→ Set exercise
Retype every entry exactly, character for character.

→ Task input
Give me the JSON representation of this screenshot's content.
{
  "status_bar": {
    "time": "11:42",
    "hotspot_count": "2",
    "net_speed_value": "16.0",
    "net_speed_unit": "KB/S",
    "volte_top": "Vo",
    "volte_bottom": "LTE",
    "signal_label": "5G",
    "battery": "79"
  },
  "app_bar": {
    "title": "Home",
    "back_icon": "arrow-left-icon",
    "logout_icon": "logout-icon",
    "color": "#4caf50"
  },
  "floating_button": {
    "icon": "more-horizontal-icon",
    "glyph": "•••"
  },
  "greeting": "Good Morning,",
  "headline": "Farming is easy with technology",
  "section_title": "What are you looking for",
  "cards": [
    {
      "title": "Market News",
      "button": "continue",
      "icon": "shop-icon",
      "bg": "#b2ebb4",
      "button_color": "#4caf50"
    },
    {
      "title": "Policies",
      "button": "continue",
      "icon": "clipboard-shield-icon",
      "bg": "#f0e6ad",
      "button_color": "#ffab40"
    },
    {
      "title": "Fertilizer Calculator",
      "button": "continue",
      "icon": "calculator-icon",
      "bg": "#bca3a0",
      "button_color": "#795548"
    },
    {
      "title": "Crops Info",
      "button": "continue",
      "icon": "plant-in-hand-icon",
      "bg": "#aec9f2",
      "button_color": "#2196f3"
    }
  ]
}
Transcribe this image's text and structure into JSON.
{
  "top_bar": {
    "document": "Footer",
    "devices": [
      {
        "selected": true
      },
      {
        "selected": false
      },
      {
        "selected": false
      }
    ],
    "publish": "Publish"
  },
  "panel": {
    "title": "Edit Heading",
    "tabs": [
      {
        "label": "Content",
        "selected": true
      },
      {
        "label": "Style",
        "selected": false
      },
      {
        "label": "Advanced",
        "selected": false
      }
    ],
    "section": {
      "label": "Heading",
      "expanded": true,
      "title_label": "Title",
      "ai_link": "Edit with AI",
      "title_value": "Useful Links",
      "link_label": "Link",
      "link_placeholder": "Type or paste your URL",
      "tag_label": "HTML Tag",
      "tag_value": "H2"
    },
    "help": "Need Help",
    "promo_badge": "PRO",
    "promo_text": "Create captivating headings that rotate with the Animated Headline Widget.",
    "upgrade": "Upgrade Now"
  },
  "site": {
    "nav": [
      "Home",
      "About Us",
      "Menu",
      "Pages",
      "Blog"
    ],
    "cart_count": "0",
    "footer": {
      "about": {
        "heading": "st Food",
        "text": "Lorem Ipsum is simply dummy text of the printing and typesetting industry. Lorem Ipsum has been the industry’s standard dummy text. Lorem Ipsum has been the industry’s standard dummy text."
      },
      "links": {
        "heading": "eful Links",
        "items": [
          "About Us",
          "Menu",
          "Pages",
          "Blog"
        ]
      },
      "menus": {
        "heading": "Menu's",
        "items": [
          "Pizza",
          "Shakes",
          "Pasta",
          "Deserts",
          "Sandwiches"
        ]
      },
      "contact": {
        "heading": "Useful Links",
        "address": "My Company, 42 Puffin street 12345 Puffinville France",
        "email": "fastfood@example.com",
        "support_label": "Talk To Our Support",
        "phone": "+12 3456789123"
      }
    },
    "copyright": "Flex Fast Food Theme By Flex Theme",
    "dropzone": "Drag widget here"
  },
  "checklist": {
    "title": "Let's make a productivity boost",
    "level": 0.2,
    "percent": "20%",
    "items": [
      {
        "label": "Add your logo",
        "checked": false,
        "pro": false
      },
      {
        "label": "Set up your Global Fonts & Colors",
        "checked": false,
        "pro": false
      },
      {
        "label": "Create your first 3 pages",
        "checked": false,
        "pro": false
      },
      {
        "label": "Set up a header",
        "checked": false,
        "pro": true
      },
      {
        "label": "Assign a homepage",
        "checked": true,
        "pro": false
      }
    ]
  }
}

→ Output of the task
Give me the JSON representation of this screenshot's content.
{
  "status_bar": {
    "time": "11:42",
    "hotspot_count": "2",
    "net_speed_value": "16.0",
    "net_speed_unit": "KB/S",
    "volte_top": "Vo",
    "volte_bottom": "LTE",
    "signal_label": "5G",
    "battery": "79"
  },
  "app_bar": {
    "title": "Home",
    "back_icon": "arrow-left-icon",
    "logout_icon": "logout-icon",
    "color": "#4caf50"
  },
  "floating_button": {
    "icon": "more-horizontal-icon",
    "glyph": "•••"
  },
  "greeting": "Good Morning,",
  "headline": "Farming is easy with technology",
  "section_title": "What are you looking for",
  "cards": [
    {
      "title": "Market News",
      "button": "continue",
      "icon": "shop-icon",
      "bg": "#b2ebb4",
      "button_color": "#4caf50"
    },
    {
      "title": "Policies",
      "button": "continue",
      "icon": "clipboard-shield-icon",
      "bg": "#f0e6ad",
      "button_color": "#ffab40"
    },
    {
      "title": "Fertilizer Calculator",
      "button": "continue",
      "icon": "calculator-icon",
      "bg": "#bca3a0",
      "button_color": "#795548"
    },
    {
      "title": "Crops Info",
      "button": "continue",
      "icon": "plant-in-hand-icon",
      "bg": "#aec9f2",
      "button_color": "#2196f3"
    }
  ]
}
Transcribe this image's text and structure into JSON.
{
  "top_bar": {
    "document": "Footer",
    "devices": [
      {
        "selected": true
      },
      {
        "selected": false
      },
      {
        "selected": false
      }
    ],
    "publish": "Publish"
  },
  "panel": {
    "title": "Edit Heading",
    "tabs": [
      {
        "label": "Content",
        "selected": true
      },
      {
        "label": "Style",
        "selected": false
      },
      {
        "label": "Advanced",
        "selected": false
      }
    ],
    "section": {
      "label": "Heading",
      "expanded": true,
      "title_label": "Title",
      "ai_link": "Edit with AI",
      "title_value": "Useful Links",
      "link_label": "Link",
      "link_placeholder": "Type or paste your URL",
      "tag_label": "HTML Tag",
      "tag_value": "H2"
    },
    "help": "Need Help",
    "promo_badge": "PRO",
    "promo_text": "Create captivating headings that rotate with the Animated Headline Widget.",
    "upgrade": "Upgrade Now"
  },
  "site": {
    "nav": [
      "Home",
      "About Us",
      "Menu",
      "Pages",
      "Blog"
    ],
    "cart_count": "0",
    "footer": {
      "about": {
        "heading": "st Food",
        "text": "Lorem Ipsum is simply dummy text of the printing and typesetting industry. Lorem Ipsum has been the industry’s standard dummy text. Lorem Ipsum has been the industry’s standard dummy text."
      },
      "links": {
        "heading": "eful Links",
        "items": [
          "About Us",
          "Menu",
          "Pages",
          "Blog"
        ]
      },
      "menus": {
        "heading": "Menu's",
        "items": [
          "Pizza",
          "Shakes",
          "Pasta",
          "Deserts",
          "Sandwiches"
        ]
      },
      "contact": {
        "heading": "Useful Links",
        "address": "My Company, 42 Puffin street 12345 Puffinville France",
        "email": "fastfood@example.com",
        "support_label": "Talk To Our Support",
        "phone": "+12 3456789123"
      }
    },
    "copyright": "Flex Fast Food Theme By Flex Theme",
    "dropzone": "Drag widget here"
  },
  "checklist": {
    "title": "Let's make a productivity boost",
    "level": 0.2,
    "percent": "20%",
    "items": [
      {
        "label": "Add your logo",
        "checked": false,
        "pro": false
      },
      {
        "label": "Set up your Global Fonts & Colors",
        "checked": false,
        "pro": false
      },
      {
        "label": "Create your first 3 pages",
        "checked": false,
        "pro": false
      },
      {
        "label": "Set up a header",
        "checked": false,
        "pro": true
      },
      {
        "label": "Assign a homepage",
        "checked": true,
        "pro": false
      }
    ]
  }
}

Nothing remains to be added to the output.